-- What you will do --
Start at the line containing "Transcribe this image's" and transcribe every line exactly through the end of the records below, and only those lines.

########

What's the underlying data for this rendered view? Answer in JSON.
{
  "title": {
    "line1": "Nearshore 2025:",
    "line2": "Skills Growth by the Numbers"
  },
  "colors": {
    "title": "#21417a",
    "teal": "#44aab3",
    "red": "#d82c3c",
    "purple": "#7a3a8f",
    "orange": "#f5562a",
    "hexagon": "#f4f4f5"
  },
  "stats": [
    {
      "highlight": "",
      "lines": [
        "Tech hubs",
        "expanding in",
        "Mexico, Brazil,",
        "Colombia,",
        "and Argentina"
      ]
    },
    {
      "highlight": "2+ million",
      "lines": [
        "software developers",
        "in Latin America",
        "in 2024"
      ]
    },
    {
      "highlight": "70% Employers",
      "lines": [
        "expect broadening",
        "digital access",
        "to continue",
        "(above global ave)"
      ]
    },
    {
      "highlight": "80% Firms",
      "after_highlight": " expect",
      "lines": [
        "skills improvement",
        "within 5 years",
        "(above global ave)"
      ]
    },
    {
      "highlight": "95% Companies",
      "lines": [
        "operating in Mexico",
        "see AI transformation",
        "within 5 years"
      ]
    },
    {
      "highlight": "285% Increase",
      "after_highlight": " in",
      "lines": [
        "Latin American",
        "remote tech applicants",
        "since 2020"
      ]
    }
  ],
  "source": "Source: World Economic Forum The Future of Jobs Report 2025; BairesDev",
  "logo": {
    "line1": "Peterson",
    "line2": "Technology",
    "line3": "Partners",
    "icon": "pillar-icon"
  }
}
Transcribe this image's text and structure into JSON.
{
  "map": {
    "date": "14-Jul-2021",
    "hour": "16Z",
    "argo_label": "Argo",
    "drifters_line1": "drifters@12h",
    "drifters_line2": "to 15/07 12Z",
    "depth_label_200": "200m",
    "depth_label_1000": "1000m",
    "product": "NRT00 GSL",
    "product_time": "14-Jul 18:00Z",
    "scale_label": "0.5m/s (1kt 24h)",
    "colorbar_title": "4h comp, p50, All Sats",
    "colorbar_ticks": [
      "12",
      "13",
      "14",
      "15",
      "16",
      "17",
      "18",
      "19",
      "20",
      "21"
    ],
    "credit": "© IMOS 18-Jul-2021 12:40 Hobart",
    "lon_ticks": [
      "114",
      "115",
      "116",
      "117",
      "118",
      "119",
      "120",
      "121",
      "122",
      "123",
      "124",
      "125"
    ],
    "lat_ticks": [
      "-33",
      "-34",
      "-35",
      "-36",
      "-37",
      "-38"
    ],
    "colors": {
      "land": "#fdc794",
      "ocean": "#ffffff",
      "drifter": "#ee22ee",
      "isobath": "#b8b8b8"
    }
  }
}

########

-- Response to this exercise --
Transcribe this image's text and structure into JSON.
{
  "map": {
    "date": "14-Jul-2021",
    "hour": "16Z",
    "argo_label": "Argo",
    "drifters_line1": "drifters@12h",
    "drifters_line2": "to 15/07 12Z",
    "depth_label_200": "200m",
    "depth_label_1000": "1000m",
    "product": "NRT00 GSL",
    "product_time": "14-Jul 18:00Z",
    "scale_label": "0.5m/s (1kt 24h)",
    "colorbar_title": "4h comp, p50, All Sats",
    "colorbar_ticks": [
      "12",
      "13",
      "14",
      "15",
      "16",
      "17",
      "18",
      "19",
      "20",
      "21"
    ],
    "credit": "© IMOS 18-Jul-2021 12:40 Hobart",
    "lon_ticks": [
      "114",
      "115",
      "116",
      "117",
      "118",
      "119",
      "120",
      "121",
      "122",
      "123",
      "124",
      "125"
    ],
    "lat_ticks": [
      "-33",
      "-34",
      "-35",
      "-36",
      "-37",
      "-38"
    ],
    "colors": {
      "land": "#fdc794",
      "ocean": "#ffffff",
      "drifter": "#ee22ee",
      "isobath": "#b8b8b8"
    }
  }
}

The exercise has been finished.